#### [What is being asked]
Repeat each entry exactly and drop the pictures.

[START OF Task inputs]

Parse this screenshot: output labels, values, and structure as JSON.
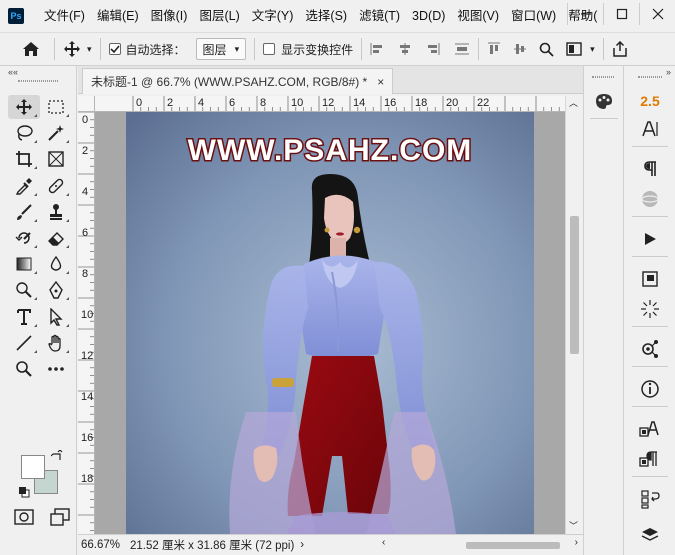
{
  "app": {
    "logo_text": "Ps",
    "menu": [
      "文件(F)",
      "编辑(E)",
      "图像(I)",
      "图层(L)",
      "文字(Y)",
      "选择(S)",
      "滤镜(T)",
      "3D(D)",
      "视图(V)",
      "窗口(W)",
      "帮助("
    ]
  },
  "options": {
    "auto_select_label": "自动选择：",
    "auto_select_checked": true,
    "layer_dropdown": "图层",
    "show_transform_label": "显示变换控件",
    "show_transform_checked": false
  },
  "document": {
    "tab_title": "未标题-1 @ 66.7% (WWW.PSAHZ.COM, RGB/8#) *",
    "close_glyph": "×",
    "watermark": "WWW.PSAHZ.COM"
  },
  "rulers": {
    "horizontal": [
      "0",
      "2",
      "4",
      "6",
      "8",
      "10",
      "12",
      "14",
      "16",
      "18",
      "20",
      "22"
    ],
    "vertical": [
      "0",
      "2",
      "4",
      "6",
      "8",
      "10",
      "12",
      "14",
      "16",
      "18"
    ]
  },
  "status": {
    "zoom": "66.67%",
    "doc_size": "21.52 厘米 x 31.86 厘米 (72 ppi)",
    "arrow": "›"
  },
  "panels": {
    "size_value": "2.5"
  },
  "colors": {
    "foreground": "#ffffff",
    "background": "#c5d6d0",
    "accent_orange": "#e07a00"
  }
}
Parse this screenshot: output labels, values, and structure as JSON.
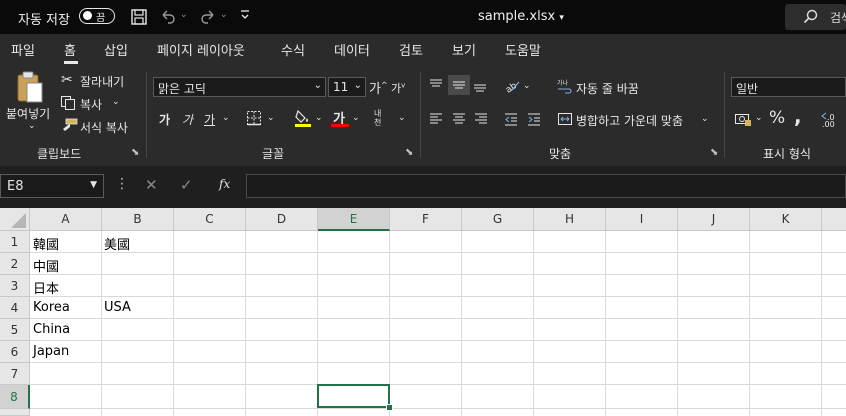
{
  "titlebar": {
    "autosave_label": "자동 저장",
    "autosave_state": "끔",
    "doc_title": "sample.xlsx",
    "search_label": "검색"
  },
  "tabs": [
    "파일",
    "홈",
    "삽입",
    "페이지 레이아웃",
    "수식",
    "데이터",
    "검토",
    "보기",
    "도움말"
  ],
  "active_tab": "홈",
  "ribbon": {
    "clipboard": {
      "paste": "붙여넣기",
      "cut": "잘라내기",
      "copy": "복사",
      "format_painter": "서식 복사",
      "group_label": "클립보드"
    },
    "font": {
      "font_name": "맑은 고딕",
      "font_size": "11",
      "grow": "가",
      "shrink": "가",
      "bold": "가",
      "italic": "가",
      "underline": "가",
      "font_color_glyph": "가",
      "phonetic": "내천",
      "group_label": "글꼴"
    },
    "alignment": {
      "wrap_text": "자동 줄 바꿈",
      "merge_center": "병합하고 가운데 맞춤",
      "group_label": "맞춤"
    },
    "number": {
      "format": "일반",
      "percent": "%",
      "group_label": "표시 형식"
    }
  },
  "formula_bar": {
    "name_box": "E8",
    "fx": "fx",
    "value": ""
  },
  "sheet": {
    "columns": [
      "A",
      "B",
      "C",
      "D",
      "E",
      "F",
      "G",
      "H",
      "I",
      "J",
      "K"
    ],
    "selected_column": "E",
    "rows": [
      "1",
      "2",
      "3",
      "4",
      "5",
      "6",
      "7",
      "8"
    ],
    "selected_row": "8",
    "cells": {
      "A1": "韓國",
      "B1": "美國",
      "A2": "中國",
      "A3": "日本",
      "A4": "Korea",
      "B4": "USA",
      "A5": "China",
      "A6": "Japan"
    }
  },
  "colors": {
    "accent": "#217346",
    "titlebar": "#0a0a0a",
    "ribbon": "#2b2b2b",
    "font_color_bar": "#ffff00",
    "highlight_bar": "#ff0000"
  }
}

[END OF Task inputs]

#### [Task answer]
Parse this screenshot: output labels, values, and structure as JSON.
{
  "app": {
    "logo_text": "Ps",
    "menu": [
      "文件(F)",
      "编辑(E)",
      "图像(I)",
      "图层(L)",
      "文字(Y)",
      "选择(S)",
      "滤镜(T)",
      "3D(D)",
      "视图(V)",
      "窗口(W)",
      "帮助("
    ]
  },
  "options": {
    "auto_select_label": "自动选择：",
    "auto_select_checked": true,
    "layer_dropdown": "图层",
    "show_transform_label": "显示变换控件",
    "show_transform_checked": false
  },
  "document": {
    "tab_title": "未标题-1 @ 66.7% (WWW.PSAHZ.COM, RGB/8#) *",
    "close_glyph": "×",
    "watermark": "WWW.PSAHZ.COM"
  },
  "rulers": {
    "horizontal": [
      "0",
      "2",
      "4",
      "6",
      "8",
      "10",
      "12",
      "14",
      "16",
      "18",
      "20",
      "22"
    ],
    "vertical": [
      "0",
      "2",
      "4",
      "6",
      "8",
      "10",
      "12",
      "14",
      "16",
      "18"
    ]
  },
  "status": {
    "zoom": "66.67%",
    "doc_size": "21.52 厘米 x 31.86 厘米 (72 ppi)",
    "arrow": "›"
  },
  "panels": {
    "size_value": "2.5"
  },
  "colors": {
    "foreground": "#ffffff",
    "background": "#c5d6d0",
    "accent_orange": "#e07a00"
  }
}
Parse this screenshot: output labels, values, and structure as JSON.
{
  "titlebar": {
    "autosave_label": "자동 저장",
    "autosave_state": "끔",
    "doc_title": "sample.xlsx",
    "search_label": "검색"
  },
  "tabs": [
    "파일",
    "홈",
    "삽입",
    "페이지 레이아웃",
    "수식",
    "데이터",
    "검토",
    "보기",
    "도움말"
  ],
  "active_tab": "홈",
  "ribbon": {
    "clipboard": {
      "paste": "붙여넣기",
      "cut": "잘라내기",
      "copy": "복사",
      "format_painter": "서식 복사",
      "group_label": "클립보드"
    },
    "font": {
      "font_name": "맑은 고딕",
      "font_size": "11",
      "grow": "가",
      "shrink": "가",
      "bold": "가",
      "italic": "가",
      "underline": "가",
      "font_color_glyph": "가",
      "phonetic": "내천",
      "group_label": "글꼴"
    },
    "alignment": {
      "wrap_text": "자동 줄 바꿈",
      "merge_center": "병합하고 가운데 맞춤",
      "group_label": "맞춤"
    },
    "number": {
      "format": "일반",
      "percent": "%",
      "group_label": "표시 형식"
    }
  },
  "formula_bar": {
    "name_box": "E8",
    "fx": "fx",
    "value": ""
  },
  "sheet": {
    "columns": [
      "A",
      "B",
      "C",
      "D",
      "E",
      "F",
      "G",
      "H",
      "I",
      "J",
      "K"
    ],
    "selected_column": "E",
    "rows": [
      "1",
      "2",
      "3",
      "4",
      "5",
      "6",
      "7",
      "8"
    ],
    "selected_row": "8",
    "cells": {
      "A1": "韓國",
      "B1": "美國",
      "A2": "中國",
      "A3": "日本",
      "A4": "Korea",
      "B4": "USA",
      "A5": "China",
      "A6": "Japan"
    }
  },
  "colors": {
    "accent": "#217346",
    "titlebar": "#0a0a0a",
    "ribbon": "#2b2b2b",
    "font_color_bar": "#ffff00",
    "highlight_bar": "#ff0000"
  }
}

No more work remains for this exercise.